EXERCISE REQUIREMENTS.
Your copy of the material must match it exactly, except that pictures are dropped.

* Start DATA TO PROCESS *

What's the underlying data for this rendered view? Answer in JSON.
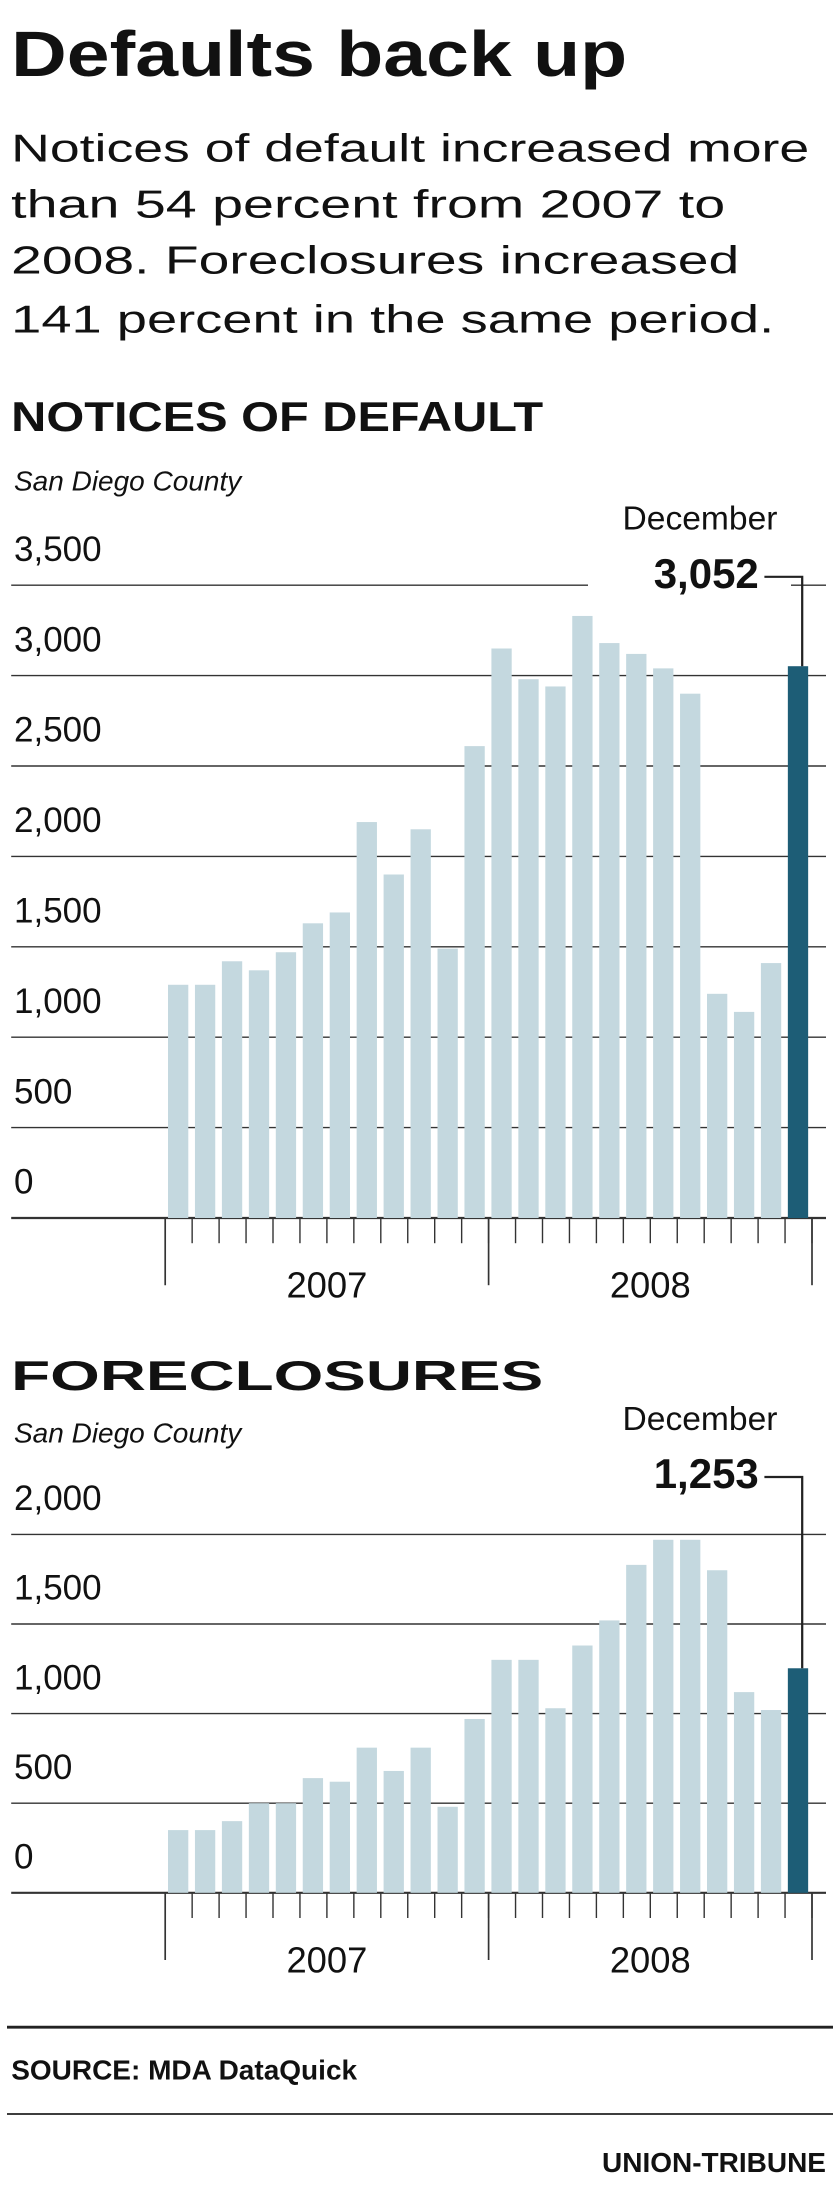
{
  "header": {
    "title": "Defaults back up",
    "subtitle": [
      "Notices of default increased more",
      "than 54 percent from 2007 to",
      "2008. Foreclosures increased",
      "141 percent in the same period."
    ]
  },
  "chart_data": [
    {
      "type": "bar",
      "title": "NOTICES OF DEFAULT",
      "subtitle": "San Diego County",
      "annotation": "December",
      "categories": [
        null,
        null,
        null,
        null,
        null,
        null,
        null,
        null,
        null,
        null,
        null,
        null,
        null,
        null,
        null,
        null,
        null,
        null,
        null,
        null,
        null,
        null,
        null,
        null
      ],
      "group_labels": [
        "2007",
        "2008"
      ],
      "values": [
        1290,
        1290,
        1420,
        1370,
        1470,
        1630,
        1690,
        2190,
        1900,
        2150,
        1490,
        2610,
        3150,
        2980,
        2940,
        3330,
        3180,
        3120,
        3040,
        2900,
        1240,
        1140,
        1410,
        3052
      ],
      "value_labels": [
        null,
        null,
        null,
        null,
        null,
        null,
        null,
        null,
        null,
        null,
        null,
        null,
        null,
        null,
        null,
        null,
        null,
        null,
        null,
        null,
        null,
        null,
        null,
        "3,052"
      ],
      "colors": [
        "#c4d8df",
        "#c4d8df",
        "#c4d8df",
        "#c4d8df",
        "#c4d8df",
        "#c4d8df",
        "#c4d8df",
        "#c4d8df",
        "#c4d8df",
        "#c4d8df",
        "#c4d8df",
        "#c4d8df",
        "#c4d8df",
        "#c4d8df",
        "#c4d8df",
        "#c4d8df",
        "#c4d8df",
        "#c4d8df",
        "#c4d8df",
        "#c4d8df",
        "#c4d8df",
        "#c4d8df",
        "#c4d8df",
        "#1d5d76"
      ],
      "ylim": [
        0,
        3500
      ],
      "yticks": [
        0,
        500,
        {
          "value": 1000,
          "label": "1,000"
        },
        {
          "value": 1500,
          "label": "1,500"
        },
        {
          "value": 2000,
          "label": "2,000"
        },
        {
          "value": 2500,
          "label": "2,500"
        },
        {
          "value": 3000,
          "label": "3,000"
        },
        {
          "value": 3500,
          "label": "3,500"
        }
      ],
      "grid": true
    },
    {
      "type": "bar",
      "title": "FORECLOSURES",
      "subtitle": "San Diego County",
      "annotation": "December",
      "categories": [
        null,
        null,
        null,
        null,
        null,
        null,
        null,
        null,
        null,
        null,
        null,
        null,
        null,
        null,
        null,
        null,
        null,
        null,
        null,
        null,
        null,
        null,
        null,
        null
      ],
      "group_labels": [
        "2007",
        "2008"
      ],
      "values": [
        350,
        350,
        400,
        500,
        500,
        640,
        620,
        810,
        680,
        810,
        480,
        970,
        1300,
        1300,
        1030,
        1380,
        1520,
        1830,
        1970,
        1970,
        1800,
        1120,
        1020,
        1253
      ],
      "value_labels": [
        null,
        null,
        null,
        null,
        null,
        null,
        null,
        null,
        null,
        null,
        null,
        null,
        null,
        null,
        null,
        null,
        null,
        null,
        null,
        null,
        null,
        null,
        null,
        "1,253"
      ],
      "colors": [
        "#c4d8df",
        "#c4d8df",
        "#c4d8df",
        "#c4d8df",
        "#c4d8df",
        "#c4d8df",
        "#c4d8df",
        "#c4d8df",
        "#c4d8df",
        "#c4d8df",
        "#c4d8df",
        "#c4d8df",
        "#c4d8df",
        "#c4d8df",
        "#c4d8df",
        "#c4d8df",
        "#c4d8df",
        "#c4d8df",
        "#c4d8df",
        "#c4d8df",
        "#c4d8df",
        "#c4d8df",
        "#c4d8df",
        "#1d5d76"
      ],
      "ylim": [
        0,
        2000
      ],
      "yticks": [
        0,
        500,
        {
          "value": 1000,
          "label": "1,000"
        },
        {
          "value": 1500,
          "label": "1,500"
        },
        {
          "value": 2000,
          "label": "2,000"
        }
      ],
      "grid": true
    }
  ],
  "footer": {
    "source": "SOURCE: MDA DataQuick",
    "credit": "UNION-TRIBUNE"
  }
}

* End DATA TO PROCESS *

FINAL RESULT.
What's the underlying data for this rendered view? Answer in JSON.
{
  "header": {
    "title": "Defaults back up",
    "subtitle": [
      "Notices of default increased more",
      "than 54 percent from 2007 to",
      "2008. Foreclosures increased",
      "141 percent in the same period."
    ]
  },
  "chart_data": [
    {
      "type": "bar",
      "title": "NOTICES OF DEFAULT",
      "subtitle": "San Diego County",
      "annotation": "December",
      "categories": [
        null,
        null,
        null,
        null,
        null,
        null,
        null,
        null,
        null,
        null,
        null,
        null,
        null,
        null,
        null,
        null,
        null,
        null,
        null,
        null,
        null,
        null,
        null,
        null
      ],
      "group_labels": [
        "2007",
        "2008"
      ],
      "values": [
        1290,
        1290,
        1420,
        1370,
        1470,
        1630,
        1690,
        2190,
        1900,
        2150,
        1490,
        2610,
        3150,
        2980,
        2940,
        3330,
        3180,
        3120,
        3040,
        2900,
        1240,
        1140,
        1410,
        3052
      ],
      "value_labels": [
        null,
        null,
        null,
        null,
        null,
        null,
        null,
        null,
        null,
        null,
        null,
        null,
        null,
        null,
        null,
        null,
        null,
        null,
        null,
        null,
        null,
        null,
        null,
        "3,052"
      ],
      "colors": [
        "#c4d8df",
        "#c4d8df",
        "#c4d8df",
        "#c4d8df",
        "#c4d8df",
        "#c4d8df",
        "#c4d8df",
        "#c4d8df",
        "#c4d8df",
        "#c4d8df",
        "#c4d8df",
        "#c4d8df",
        "#c4d8df",
        "#c4d8df",
        "#c4d8df",
        "#c4d8df",
        "#c4d8df",
        "#c4d8df",
        "#c4d8df",
        "#c4d8df",
        "#c4d8df",
        "#c4d8df",
        "#c4d8df",
        "#1d5d76"
      ],
      "ylim": [
        0,
        3500
      ],
      "yticks": [
        0,
        500,
        {
          "value": 1000,
          "label": "1,000"
        },
        {
          "value": 1500,
          "label": "1,500"
        },
        {
          "value": 2000,
          "label": "2,000"
        },
        {
          "value": 2500,
          "label": "2,500"
        },
        {
          "value": 3000,
          "label": "3,000"
        },
        {
          "value": 3500,
          "label": "3,500"
        }
      ],
      "grid": true
    },
    {
      "type": "bar",
      "title": "FORECLOSURES",
      "subtitle": "San Diego County",
      "annotation": "December",
      "categories": [
        null,
        null,
        null,
        null,
        null,
        null,
        null,
        null,
        null,
        null,
        null,
        null,
        null,
        null,
        null,
        null,
        null,
        null,
        null,
        null,
        null,
        null,
        null,
        null
      ],
      "group_labels": [
        "2007",
        "2008"
      ],
      "values": [
        350,
        350,
        400,
        500,
        500,
        640,
        620,
        810,
        680,
        810,
        480,
        970,
        1300,
        1300,
        1030,
        1380,
        1520,
        1830,
        1970,
        1970,
        1800,
        1120,
        1020,
        1253
      ],
      "value_labels": [
        null,
        null,
        null,
        null,
        null,
        null,
        null,
        null,
        null,
        null,
        null,
        null,
        null,
        null,
        null,
        null,
        null,
        null,
        null,
        null,
        null,
        null,
        null,
        "1,253"
      ],
      "colors": [
        "#c4d8df",
        "#c4d8df",
        "#c4d8df",
        "#c4d8df",
        "#c4d8df",
        "#c4d8df",
        "#c4d8df",
        "#c4d8df",
        "#c4d8df",
        "#c4d8df",
        "#c4d8df",
        "#c4d8df",
        "#c4d8df",
        "#c4d8df",
        "#c4d8df",
        "#c4d8df",
        "#c4d8df",
        "#c4d8df",
        "#c4d8df",
        "#c4d8df",
        "#c4d8df",
        "#c4d8df",
        "#c4d8df",
        "#1d5d76"
      ],
      "ylim": [
        0,
        2000
      ],
      "yticks": [
        0,
        500,
        {
          "value": 1000,
          "label": "1,000"
        },
        {
          "value": 1500,
          "label": "1,500"
        },
        {
          "value": 2000,
          "label": "2,000"
        }
      ],
      "grid": true
    }
  ],
  "footer": {
    "source": "SOURCE: MDA DataQuick",
    "credit": "UNION-TRIBUNE"
  }
}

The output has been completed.